(データ項目)
((

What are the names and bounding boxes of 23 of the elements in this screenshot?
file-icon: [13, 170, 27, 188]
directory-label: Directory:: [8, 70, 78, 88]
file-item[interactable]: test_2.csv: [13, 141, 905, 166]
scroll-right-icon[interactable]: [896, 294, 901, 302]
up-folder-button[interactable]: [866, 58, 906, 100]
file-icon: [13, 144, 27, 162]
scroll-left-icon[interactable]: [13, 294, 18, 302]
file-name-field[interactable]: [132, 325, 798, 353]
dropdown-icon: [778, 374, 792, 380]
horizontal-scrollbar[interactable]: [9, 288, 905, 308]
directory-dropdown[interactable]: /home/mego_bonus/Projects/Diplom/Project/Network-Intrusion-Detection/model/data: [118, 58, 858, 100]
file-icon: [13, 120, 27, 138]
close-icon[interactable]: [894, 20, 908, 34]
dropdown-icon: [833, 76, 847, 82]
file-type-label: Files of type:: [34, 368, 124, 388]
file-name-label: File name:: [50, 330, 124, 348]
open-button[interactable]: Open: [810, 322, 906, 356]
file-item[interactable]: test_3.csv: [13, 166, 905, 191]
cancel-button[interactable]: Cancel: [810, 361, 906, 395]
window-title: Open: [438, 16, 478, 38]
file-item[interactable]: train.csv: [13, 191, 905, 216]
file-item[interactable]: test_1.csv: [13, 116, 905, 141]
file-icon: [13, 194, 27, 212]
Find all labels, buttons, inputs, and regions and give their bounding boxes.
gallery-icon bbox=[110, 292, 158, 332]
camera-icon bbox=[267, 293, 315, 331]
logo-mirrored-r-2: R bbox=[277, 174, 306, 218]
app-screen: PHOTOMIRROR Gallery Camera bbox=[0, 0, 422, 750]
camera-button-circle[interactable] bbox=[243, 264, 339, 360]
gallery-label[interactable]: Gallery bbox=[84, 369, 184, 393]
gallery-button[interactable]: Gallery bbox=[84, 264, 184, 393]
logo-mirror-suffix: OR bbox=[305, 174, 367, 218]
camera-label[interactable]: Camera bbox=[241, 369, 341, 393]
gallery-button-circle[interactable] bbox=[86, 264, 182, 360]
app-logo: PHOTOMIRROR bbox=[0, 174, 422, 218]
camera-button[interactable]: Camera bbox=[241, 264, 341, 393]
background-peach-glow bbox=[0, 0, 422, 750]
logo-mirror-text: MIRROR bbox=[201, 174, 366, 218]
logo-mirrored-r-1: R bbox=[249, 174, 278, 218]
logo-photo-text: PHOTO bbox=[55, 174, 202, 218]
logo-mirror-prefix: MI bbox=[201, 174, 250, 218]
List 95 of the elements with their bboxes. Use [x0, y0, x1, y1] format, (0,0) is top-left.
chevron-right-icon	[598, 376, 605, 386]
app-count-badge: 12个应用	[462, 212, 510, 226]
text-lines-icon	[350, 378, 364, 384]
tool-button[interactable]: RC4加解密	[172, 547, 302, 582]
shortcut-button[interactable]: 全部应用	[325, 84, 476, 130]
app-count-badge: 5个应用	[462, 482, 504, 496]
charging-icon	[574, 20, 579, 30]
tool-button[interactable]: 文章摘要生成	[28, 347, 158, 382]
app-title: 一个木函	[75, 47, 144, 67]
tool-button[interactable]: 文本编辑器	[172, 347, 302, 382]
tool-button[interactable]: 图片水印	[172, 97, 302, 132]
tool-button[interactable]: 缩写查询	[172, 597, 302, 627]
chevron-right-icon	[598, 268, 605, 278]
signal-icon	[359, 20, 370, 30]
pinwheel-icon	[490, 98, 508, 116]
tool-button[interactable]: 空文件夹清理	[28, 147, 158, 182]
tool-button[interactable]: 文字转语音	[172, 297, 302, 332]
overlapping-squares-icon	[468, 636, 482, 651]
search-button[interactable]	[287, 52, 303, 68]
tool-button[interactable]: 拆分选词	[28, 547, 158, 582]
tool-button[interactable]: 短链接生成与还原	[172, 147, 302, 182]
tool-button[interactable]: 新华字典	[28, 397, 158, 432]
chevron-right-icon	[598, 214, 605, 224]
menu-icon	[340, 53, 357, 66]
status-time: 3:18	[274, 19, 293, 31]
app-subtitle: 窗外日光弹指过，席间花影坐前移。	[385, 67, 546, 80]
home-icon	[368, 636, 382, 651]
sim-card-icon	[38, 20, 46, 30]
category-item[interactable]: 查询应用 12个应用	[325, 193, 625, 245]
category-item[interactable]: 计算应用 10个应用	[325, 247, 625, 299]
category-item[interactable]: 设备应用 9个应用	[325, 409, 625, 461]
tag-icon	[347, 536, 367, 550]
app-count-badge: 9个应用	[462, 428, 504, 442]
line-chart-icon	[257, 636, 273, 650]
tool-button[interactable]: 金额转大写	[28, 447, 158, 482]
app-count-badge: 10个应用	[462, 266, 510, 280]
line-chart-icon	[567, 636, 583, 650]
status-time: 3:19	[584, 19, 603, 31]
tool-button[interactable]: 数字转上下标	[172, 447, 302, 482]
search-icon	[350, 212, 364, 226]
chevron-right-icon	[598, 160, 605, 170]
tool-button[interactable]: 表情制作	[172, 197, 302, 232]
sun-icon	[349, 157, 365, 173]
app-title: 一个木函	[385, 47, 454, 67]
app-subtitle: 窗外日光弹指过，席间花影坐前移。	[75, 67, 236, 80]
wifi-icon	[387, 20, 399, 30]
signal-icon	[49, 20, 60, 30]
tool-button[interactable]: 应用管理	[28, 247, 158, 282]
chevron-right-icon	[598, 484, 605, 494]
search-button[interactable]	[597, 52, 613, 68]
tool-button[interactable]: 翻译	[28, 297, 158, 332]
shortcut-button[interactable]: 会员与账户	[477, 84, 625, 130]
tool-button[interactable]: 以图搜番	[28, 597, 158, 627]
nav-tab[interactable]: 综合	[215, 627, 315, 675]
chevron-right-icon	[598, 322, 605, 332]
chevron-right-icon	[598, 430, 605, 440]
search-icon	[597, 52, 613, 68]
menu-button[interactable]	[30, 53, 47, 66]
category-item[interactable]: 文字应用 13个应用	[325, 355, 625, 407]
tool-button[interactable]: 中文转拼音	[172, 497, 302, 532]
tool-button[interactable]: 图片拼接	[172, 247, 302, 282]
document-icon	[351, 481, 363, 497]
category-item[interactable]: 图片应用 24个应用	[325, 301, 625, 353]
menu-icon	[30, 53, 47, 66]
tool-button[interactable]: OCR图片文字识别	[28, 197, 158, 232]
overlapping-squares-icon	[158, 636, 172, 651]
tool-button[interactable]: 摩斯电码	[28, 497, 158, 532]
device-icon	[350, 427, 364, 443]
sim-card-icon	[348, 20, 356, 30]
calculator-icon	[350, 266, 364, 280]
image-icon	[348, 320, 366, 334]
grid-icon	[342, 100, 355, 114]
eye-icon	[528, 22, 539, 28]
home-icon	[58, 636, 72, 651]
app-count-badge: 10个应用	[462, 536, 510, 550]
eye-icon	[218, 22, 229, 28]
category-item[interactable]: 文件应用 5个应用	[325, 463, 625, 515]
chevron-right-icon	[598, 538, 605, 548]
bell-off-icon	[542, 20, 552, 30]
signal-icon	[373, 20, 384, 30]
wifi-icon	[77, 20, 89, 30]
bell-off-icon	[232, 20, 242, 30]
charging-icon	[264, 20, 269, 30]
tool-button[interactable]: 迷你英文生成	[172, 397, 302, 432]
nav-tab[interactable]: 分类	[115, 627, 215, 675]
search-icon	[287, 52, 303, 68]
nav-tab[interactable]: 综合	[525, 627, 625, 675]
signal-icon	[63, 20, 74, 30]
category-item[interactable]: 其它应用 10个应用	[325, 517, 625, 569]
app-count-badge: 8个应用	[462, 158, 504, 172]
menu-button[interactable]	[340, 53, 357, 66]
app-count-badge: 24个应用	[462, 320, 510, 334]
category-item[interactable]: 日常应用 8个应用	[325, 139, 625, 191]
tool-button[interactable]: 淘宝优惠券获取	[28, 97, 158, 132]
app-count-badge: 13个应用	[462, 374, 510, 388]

))

課題:
上のデータ項目で、「signal」という文字列を含む行はいくつありますか？数だけを答えてください。

解答:
4